- _To be done_
Each line containing the word "الترمذي" must be collected.

- _Information supplied_
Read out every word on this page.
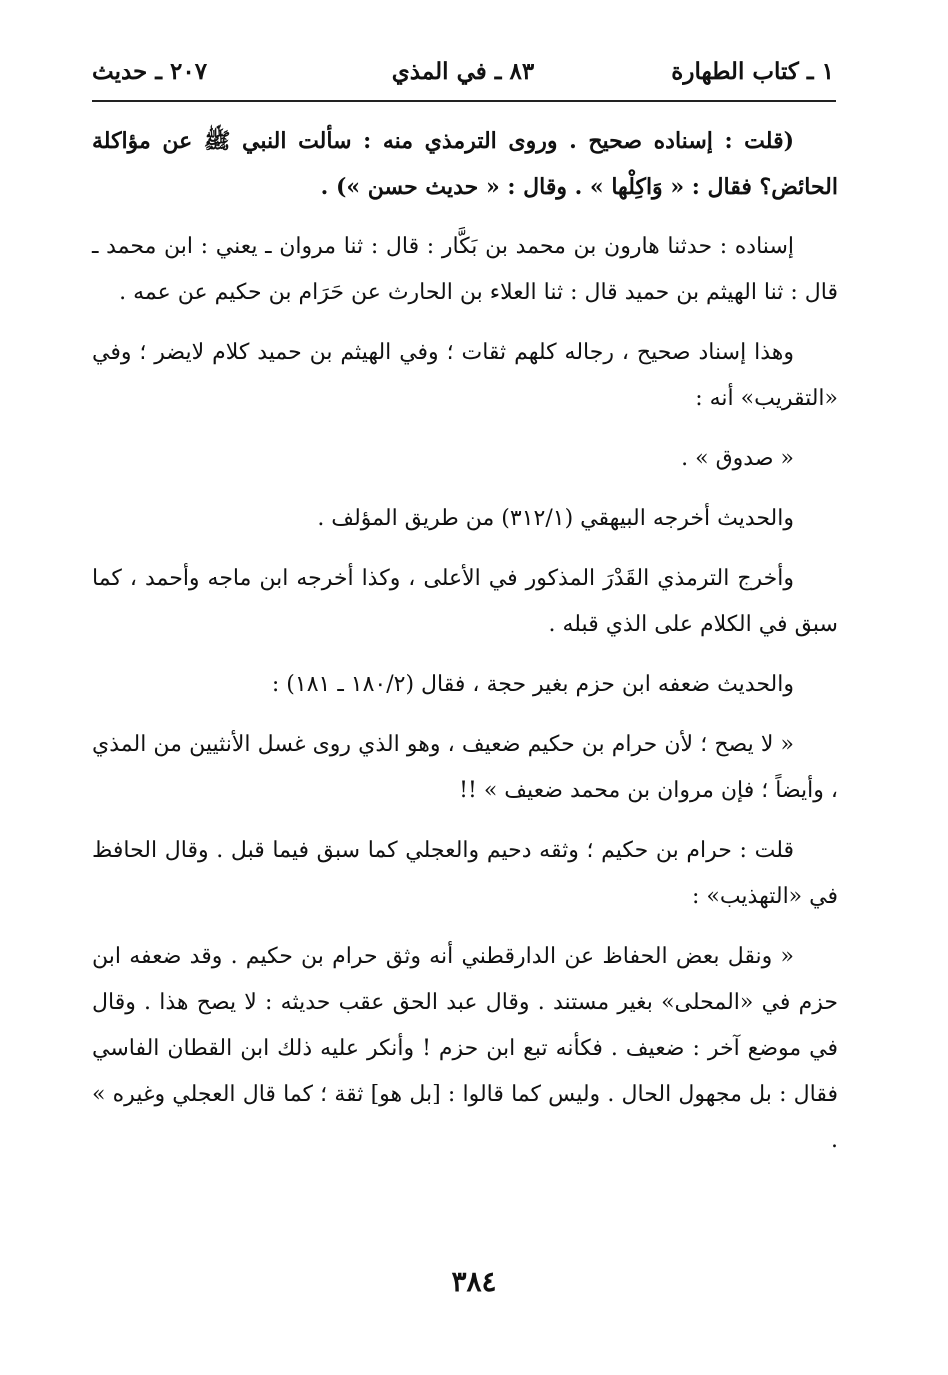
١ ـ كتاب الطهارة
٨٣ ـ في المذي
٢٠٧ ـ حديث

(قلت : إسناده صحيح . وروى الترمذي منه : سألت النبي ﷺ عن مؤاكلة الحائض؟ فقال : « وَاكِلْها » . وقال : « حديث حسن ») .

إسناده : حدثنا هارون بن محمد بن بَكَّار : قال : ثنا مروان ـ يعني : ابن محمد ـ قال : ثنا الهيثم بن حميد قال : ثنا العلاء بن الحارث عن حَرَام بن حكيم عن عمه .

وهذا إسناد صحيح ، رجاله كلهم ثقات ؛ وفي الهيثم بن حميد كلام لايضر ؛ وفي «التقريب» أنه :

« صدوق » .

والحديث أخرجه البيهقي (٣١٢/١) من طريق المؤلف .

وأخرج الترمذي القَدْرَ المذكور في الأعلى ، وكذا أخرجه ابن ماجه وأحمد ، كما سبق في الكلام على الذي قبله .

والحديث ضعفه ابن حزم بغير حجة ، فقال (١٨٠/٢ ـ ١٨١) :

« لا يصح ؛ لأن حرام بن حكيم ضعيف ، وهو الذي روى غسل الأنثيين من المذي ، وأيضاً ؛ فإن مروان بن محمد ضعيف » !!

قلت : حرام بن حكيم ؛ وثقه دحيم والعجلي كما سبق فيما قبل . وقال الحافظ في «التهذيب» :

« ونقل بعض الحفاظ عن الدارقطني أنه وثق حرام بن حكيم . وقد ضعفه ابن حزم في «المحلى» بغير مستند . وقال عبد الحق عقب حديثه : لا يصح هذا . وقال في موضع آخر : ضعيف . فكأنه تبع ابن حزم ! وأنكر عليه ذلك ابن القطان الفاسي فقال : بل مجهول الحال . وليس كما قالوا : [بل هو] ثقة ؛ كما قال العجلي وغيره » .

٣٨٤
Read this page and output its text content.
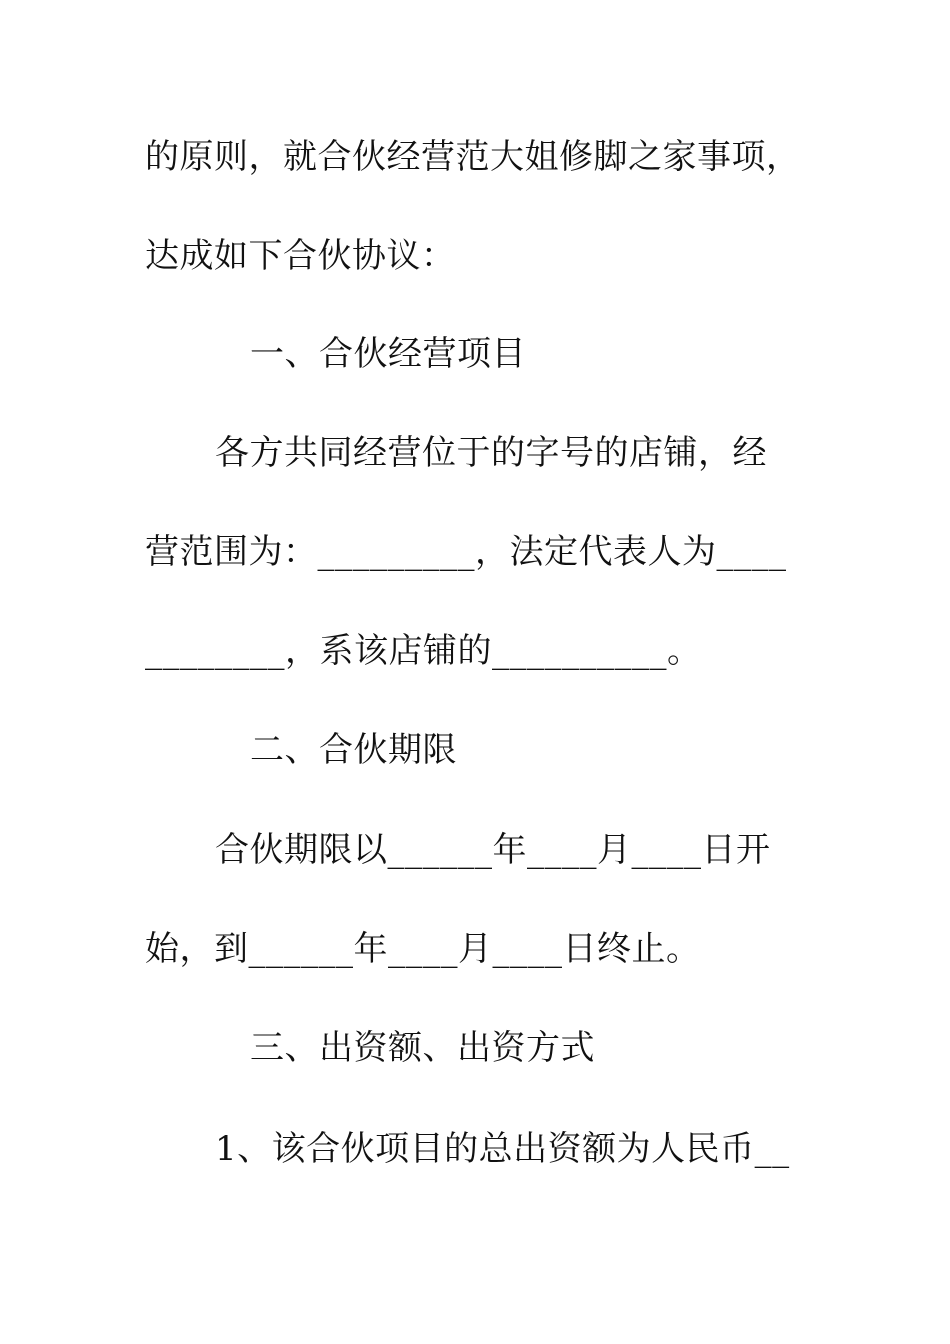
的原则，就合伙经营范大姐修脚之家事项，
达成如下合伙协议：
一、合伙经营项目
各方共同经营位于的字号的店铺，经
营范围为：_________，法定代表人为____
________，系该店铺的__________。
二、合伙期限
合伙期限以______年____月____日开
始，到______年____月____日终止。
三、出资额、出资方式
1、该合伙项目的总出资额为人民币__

- _Worked solution_
(قلت : إسناده صحيح . وروى الترمذي منه : سألت النبي ﷺ عن مؤاكلة الحائض؟ فقال : « وَاكِلْها » . وقال : « حديث حسن ») .
وأخرج الترمذي القَدْرَ المذكور في الأعلى ، وكذا أخرجه ابن ماجه وأحمد ، كما سبق في الكلام على الذي قبله .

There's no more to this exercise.